═════ WORKING DATA

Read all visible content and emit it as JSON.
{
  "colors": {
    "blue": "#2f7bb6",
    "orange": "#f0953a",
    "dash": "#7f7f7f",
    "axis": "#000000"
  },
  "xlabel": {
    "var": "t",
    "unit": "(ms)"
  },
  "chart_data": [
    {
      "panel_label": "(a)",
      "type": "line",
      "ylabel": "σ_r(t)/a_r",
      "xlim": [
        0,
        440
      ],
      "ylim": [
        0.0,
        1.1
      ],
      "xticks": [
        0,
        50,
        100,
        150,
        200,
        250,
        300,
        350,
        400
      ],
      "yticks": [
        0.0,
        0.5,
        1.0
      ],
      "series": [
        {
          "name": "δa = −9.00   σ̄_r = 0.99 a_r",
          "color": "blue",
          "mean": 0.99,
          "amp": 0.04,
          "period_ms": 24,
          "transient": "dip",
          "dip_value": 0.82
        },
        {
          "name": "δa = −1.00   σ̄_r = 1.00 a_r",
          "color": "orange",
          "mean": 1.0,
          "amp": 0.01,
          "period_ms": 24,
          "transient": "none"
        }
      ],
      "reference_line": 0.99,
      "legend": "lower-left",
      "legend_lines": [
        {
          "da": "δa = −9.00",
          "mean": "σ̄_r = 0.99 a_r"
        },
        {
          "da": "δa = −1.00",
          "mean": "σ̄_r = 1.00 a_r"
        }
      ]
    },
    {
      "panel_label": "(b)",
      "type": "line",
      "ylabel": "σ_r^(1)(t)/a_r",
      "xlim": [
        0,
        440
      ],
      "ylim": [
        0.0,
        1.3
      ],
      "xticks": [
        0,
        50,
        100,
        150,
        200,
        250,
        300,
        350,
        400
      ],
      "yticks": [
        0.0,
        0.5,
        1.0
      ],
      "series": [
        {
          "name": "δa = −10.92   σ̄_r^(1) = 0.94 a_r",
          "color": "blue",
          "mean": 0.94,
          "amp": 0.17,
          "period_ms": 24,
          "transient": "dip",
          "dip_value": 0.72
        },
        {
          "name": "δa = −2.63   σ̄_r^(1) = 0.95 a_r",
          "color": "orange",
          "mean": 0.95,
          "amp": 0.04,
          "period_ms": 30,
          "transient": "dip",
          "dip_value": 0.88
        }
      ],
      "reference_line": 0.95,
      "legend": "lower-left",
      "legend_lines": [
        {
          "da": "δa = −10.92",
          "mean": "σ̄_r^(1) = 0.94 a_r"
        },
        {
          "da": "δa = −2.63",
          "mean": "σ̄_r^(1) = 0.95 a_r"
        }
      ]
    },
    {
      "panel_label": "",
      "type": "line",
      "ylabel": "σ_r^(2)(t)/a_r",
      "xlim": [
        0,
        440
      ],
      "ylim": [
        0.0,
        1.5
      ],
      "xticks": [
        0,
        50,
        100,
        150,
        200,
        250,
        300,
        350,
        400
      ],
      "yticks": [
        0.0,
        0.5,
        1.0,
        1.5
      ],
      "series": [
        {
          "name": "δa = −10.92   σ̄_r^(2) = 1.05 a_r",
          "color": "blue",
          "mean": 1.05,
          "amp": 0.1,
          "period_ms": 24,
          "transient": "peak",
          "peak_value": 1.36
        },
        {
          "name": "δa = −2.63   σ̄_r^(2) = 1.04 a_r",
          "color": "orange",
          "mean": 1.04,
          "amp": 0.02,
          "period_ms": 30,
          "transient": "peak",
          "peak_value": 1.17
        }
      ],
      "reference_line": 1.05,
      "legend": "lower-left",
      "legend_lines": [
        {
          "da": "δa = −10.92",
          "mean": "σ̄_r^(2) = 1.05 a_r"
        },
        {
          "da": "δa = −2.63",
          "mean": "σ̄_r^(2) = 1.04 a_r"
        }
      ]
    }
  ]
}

══════════

*STATED TASK*. Reproduce each entry from the records above, character for character.

*ANSWER BELOW*.
Read all visible content and emit it as JSON.
{
  "colors": {
    "blue": "#2f7bb6",
    "orange": "#f0953a",
    "dash": "#7f7f7f",
    "axis": "#000000"
  },
  "xlabel": {
    "var": "t",
    "unit": "(ms)"
  },
  "chart_data": [
    {
      "panel_label": "(a)",
      "type": "line",
      "ylabel": "σ_r(t)/a_r",
      "xlim": [
        0,
        440
      ],
      "ylim": [
        0.0,
        1.1
      ],
      "xticks": [
        0,
        50,
        100,
        150,
        200,
        250,
        300,
        350,
        400
      ],
      "yticks": [
        0.0,
        0.5,
        1.0
      ],
      "series": [
        {
          "name": "δa = −9.00   σ̄_r = 0.99 a_r",
          "color": "blue",
          "mean": 0.99,
          "amp": 0.04,
          "period_ms": 24,
          "transient": "dip",
          "dip_value": 0.82
        },
        {
          "name": "δa = −1.00   σ̄_r = 1.00 a_r",
          "color": "orange",
          "mean": 1.0,
          "amp": 0.01,
          "period_ms": 24,
          "transient": "none"
        }
      ],
      "reference_line": 0.99,
      "legend": "lower-left",
      "legend_lines": [
        {
          "da": "δa = −9.00",
          "mean": "σ̄_r = 0.99 a_r"
        },
        {
          "da": "δa = −1.00",
          "mean": "σ̄_r = 1.00 a_r"
        }
      ]
    },
    {
      "panel_label": "(b)",
      "type": "line",
      "ylabel": "σ_r^(1)(t)/a_r",
      "xlim": [
        0,
        440
      ],
      "ylim": [
        0.0,
        1.3
      ],
      "xticks": [
        0,
        50,
        100,
        150,
        200,
        250,
        300,
        350,
        400
      ],
      "yticks": [
        0.0,
        0.5,
        1.0
      ],
      "series": [
        {
          "name": "δa = −10.92   σ̄_r^(1) = 0.94 a_r",
          "color": "blue",
          "mean": 0.94,
          "amp": 0.17,
          "period_ms": 24,
          "transient": "dip",
          "dip_value": 0.72
        },
        {
          "name": "δa = −2.63   σ̄_r^(1) = 0.95 a_r",
          "color": "orange",
          "mean": 0.95,
          "amp": 0.04,
          "period_ms": 30,
          "transient": "dip",
          "dip_value": 0.88
        }
      ],
      "reference_line": 0.95,
      "legend": "lower-left",
      "legend_lines": [
        {
          "da": "δa = −10.92",
          "mean": "σ̄_r^(1) = 0.94 a_r"
        },
        {
          "da": "δa = −2.63",
          "mean": "σ̄_r^(1) = 0.95 a_r"
        }
      ]
    },
    {
      "panel_label": "",
      "type": "line",
      "ylabel": "σ_r^(2)(t)/a_r",
      "xlim": [
        0,
        440
      ],
      "ylim": [
        0.0,
        1.5
      ],
      "xticks": [
        0,
        50,
        100,
        150,
        200,
        250,
        300,
        350,
        400
      ],
      "yticks": [
        0.0,
        0.5,
        1.0,
        1.5
      ],
      "series": [
        {
          "name": "δa = −10.92   σ̄_r^(2) = 1.05 a_r",
          "color": "blue",
          "mean": 1.05,
          "amp": 0.1,
          "period_ms": 24,
          "transient": "peak",
          "peak_value": 1.36
        },
        {
          "name": "δa = −2.63   σ̄_r^(2) = 1.04 a_r",
          "color": "orange",
          "mean": 1.04,
          "amp": 0.02,
          "period_ms": 30,
          "transient": "peak",
          "peak_value": 1.17
        }
      ],
      "reference_line": 1.05,
      "legend": "lower-left",
      "legend_lines": [
        {
          "da": "δa = −10.92",
          "mean": "σ̄_r^(2) = 1.05 a_r"
        },
        {
          "da": "δa = −2.63",
          "mean": "σ̄_r^(2) = 1.04 a_r"
        }
      ]
    }
  ]
}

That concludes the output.